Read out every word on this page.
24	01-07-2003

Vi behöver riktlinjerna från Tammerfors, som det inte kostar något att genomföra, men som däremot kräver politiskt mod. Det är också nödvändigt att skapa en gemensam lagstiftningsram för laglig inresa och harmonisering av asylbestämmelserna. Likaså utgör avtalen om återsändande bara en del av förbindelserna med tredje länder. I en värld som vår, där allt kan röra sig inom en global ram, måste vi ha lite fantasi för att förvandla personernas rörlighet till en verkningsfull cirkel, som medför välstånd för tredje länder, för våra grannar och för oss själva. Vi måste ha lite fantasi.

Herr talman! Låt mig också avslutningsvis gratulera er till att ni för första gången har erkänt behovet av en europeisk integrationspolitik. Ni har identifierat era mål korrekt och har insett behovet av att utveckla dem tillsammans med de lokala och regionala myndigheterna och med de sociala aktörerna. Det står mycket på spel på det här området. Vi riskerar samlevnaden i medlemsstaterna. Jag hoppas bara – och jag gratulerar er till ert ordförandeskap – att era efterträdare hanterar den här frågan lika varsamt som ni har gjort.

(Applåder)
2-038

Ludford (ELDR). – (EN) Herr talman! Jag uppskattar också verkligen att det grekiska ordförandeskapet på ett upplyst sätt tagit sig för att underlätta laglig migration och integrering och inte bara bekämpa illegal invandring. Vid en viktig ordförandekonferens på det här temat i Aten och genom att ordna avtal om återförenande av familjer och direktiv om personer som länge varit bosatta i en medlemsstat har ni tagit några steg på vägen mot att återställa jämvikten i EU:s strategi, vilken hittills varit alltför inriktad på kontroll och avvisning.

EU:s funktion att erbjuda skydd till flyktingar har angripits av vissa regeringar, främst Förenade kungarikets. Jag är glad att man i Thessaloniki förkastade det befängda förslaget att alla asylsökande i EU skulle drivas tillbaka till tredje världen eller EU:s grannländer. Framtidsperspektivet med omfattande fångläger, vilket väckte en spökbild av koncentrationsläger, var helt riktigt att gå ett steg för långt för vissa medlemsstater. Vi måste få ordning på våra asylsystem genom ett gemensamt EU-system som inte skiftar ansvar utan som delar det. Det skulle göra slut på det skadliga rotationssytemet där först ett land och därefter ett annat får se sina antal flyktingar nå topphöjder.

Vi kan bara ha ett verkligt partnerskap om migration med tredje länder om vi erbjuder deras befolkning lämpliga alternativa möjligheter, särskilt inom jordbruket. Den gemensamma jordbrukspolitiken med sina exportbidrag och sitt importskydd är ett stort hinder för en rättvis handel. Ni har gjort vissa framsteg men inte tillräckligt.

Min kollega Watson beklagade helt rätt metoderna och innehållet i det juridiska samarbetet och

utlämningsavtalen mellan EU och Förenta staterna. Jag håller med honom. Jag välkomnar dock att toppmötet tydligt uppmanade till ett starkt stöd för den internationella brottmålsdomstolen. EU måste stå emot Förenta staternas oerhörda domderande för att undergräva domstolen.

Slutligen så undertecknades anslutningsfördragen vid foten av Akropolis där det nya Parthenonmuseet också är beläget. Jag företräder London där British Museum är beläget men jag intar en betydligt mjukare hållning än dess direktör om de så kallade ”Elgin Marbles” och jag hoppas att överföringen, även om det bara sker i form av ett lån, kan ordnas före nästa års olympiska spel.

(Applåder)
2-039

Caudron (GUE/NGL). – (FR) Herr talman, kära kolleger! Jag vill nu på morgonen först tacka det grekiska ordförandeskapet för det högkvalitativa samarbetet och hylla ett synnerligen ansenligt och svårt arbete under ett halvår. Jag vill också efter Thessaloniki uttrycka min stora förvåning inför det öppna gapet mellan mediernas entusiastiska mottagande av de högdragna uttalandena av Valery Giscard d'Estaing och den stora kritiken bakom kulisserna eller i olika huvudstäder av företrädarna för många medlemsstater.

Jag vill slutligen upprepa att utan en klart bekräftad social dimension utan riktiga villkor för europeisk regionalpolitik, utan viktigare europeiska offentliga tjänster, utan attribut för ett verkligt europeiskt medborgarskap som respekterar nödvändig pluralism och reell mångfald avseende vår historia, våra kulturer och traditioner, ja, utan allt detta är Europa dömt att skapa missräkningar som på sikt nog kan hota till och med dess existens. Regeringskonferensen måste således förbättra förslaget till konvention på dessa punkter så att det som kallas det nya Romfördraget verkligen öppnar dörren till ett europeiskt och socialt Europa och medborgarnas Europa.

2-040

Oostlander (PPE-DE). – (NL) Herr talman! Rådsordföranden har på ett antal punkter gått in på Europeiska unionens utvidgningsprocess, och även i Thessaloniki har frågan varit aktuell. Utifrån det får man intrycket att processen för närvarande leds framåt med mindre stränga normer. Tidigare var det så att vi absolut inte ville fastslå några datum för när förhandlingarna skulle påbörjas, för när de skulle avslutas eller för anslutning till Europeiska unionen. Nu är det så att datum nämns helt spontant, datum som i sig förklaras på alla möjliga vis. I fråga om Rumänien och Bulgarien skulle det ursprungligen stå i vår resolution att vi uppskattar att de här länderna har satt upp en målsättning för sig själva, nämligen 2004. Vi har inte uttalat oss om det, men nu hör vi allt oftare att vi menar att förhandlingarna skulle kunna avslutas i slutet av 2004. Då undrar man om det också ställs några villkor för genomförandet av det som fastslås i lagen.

• Exercise brief: The full set of entries must be printed again without any alteration.

• Response below:
Read out every word on this page.
24	01-07-2003

Vi behöver riktlinjerna från Tammerfors, som det inte kostar något att genomföra, men som däremot kräver politiskt mod. Det är också nödvändigt att skapa en gemensam lagstiftningsram för laglig inresa och harmonisering av asylbestämmelserna. Likaså utgör avtalen om återsändande bara en del av förbindelserna med tredje länder. I en värld som vår, där allt kan röra sig inom en global ram, måste vi ha lite fantasi för att förvandla personernas rörlighet till en verkningsfull cirkel, som medför välstånd för tredje länder, för våra grannar och för oss själva. Vi måste ha lite fantasi.

Herr talman! Låt mig också avslutningsvis gratulera er till att ni för första gången har erkänt behovet av en europeisk integrationspolitik. Ni har identifierat era mål korrekt och har insett behovet av att utveckla dem tillsammans med de lokala och regionala myndigheterna och med de sociala aktörerna. Det står mycket på spel på det här området. Vi riskerar samlevnaden i medlemsstaterna. Jag hoppas bara – och jag gratulerar er till ert ordförandeskap – att era efterträdare hanterar den här frågan lika varsamt som ni har gjort.

(Applåder)
2-038

Ludford (ELDR). – (EN) Herr talman! Jag uppskattar också verkligen att det grekiska ordförandeskapet på ett upplyst sätt tagit sig för att underlätta laglig migration och integrering och inte bara bekämpa illegal invandring. Vid en viktig ordförandekonferens på det här temat i Aten och genom att ordna avtal om återförenande av familjer och direktiv om personer som länge varit bosatta i en medlemsstat har ni tagit några steg på vägen mot att återställa jämvikten i EU:s strategi, vilken hittills varit alltför inriktad på kontroll och avvisning.

EU:s funktion att erbjuda skydd till flyktingar har angripits av vissa regeringar, främst Förenade kungarikets. Jag är glad att man i Thessaloniki förkastade det befängda förslaget att alla asylsökande i EU skulle drivas tillbaka till tredje världen eller EU:s grannländer. Framtidsperspektivet med omfattande fångläger, vilket väckte en spökbild av koncentrationsläger, var helt riktigt att gå ett steg för långt för vissa medlemsstater. Vi måste få ordning på våra asylsystem genom ett gemensamt EU-system som inte skiftar ansvar utan som delar det. Det skulle göra slut på det skadliga rotationssytemet där först ett land och därefter ett annat får se sina antal flyktingar nå topphöjder.

Vi kan bara ha ett verkligt partnerskap om migration med tredje länder om vi erbjuder deras befolkning lämpliga alternativa möjligheter, särskilt inom jordbruket. Den gemensamma jordbrukspolitiken med sina exportbidrag och sitt importskydd är ett stort hinder för en rättvis handel. Ni har gjort vissa framsteg men inte tillräckligt.

Min kollega Watson beklagade helt rätt metoderna och innehållet i det juridiska samarbetet och

utlämningsavtalen mellan EU och Förenta staterna. Jag håller med honom. Jag välkomnar dock att toppmötet tydligt uppmanade till ett starkt stöd för den internationella brottmålsdomstolen. EU måste stå emot Förenta staternas oerhörda domderande för att undergräva domstolen.

Slutligen så undertecknades anslutningsfördragen vid foten av Akropolis där det nya Parthenonmuseet också är beläget. Jag företräder London där British Museum är beläget men jag intar en betydligt mjukare hållning än dess direktör om de så kallade ”Elgin Marbles” och jag hoppas att överföringen, även om det bara sker i form av ett lån, kan ordnas före nästa års olympiska spel.

(Applåder)
2-039

Caudron (GUE/NGL). – (FR) Herr talman, kära kolleger! Jag vill nu på morgonen först tacka det grekiska ordförandeskapet för det högkvalitativa samarbetet och hylla ett synnerligen ansenligt och svårt arbete under ett halvår. Jag vill också efter Thessaloniki uttrycka min stora förvåning inför det öppna gapet mellan mediernas entusiastiska mottagande av de högdragna uttalandena av Valery Giscard d'Estaing och den stora kritiken bakom kulisserna eller i olika huvudstäder av företrädarna för många medlemsstater.

Jag vill slutligen upprepa att utan en klart bekräftad social dimension utan riktiga villkor för europeisk regionalpolitik, utan viktigare europeiska offentliga tjänster, utan attribut för ett verkligt europeiskt medborgarskap som respekterar nödvändig pluralism och reell mångfald avseende vår historia, våra kulturer och traditioner, ja, utan allt detta är Europa dömt att skapa missräkningar som på sikt nog kan hota till och med dess existens. Regeringskonferensen måste således förbättra förslaget till konvention på dessa punkter så att det som kallas det nya Romfördraget verkligen öppnar dörren till ett europeiskt och socialt Europa och medborgarnas Europa.

2-040

Oostlander (PPE-DE). – (NL) Herr talman! Rådsordföranden har på ett antal punkter gått in på Europeiska unionens utvidgningsprocess, och även i Thessaloniki har frågan varit aktuell. Utifrån det får man intrycket att processen för närvarande leds framåt med mindre stränga normer. Tidigare var det så att vi absolut inte ville fastslå några datum för när förhandlingarna skulle påbörjas, för när de skulle avslutas eller för anslutning till Europeiska unionen. Nu är det så att datum nämns helt spontant, datum som i sig förklaras på alla möjliga vis. I fråga om Rumänien och Bulgarien skulle det ursprungligen stå i vår resolution att vi uppskattar att de här länderna har satt upp en målsättning för sig själva, nämligen 2004. Vi har inte uttalat oss om det, men nu hör vi allt oftare att vi menar att förhandlingarna skulle kunna avslutas i slutet av 2004. Då undrar man om det också ställs några villkor för genomförandet av det som fastslås i lagen.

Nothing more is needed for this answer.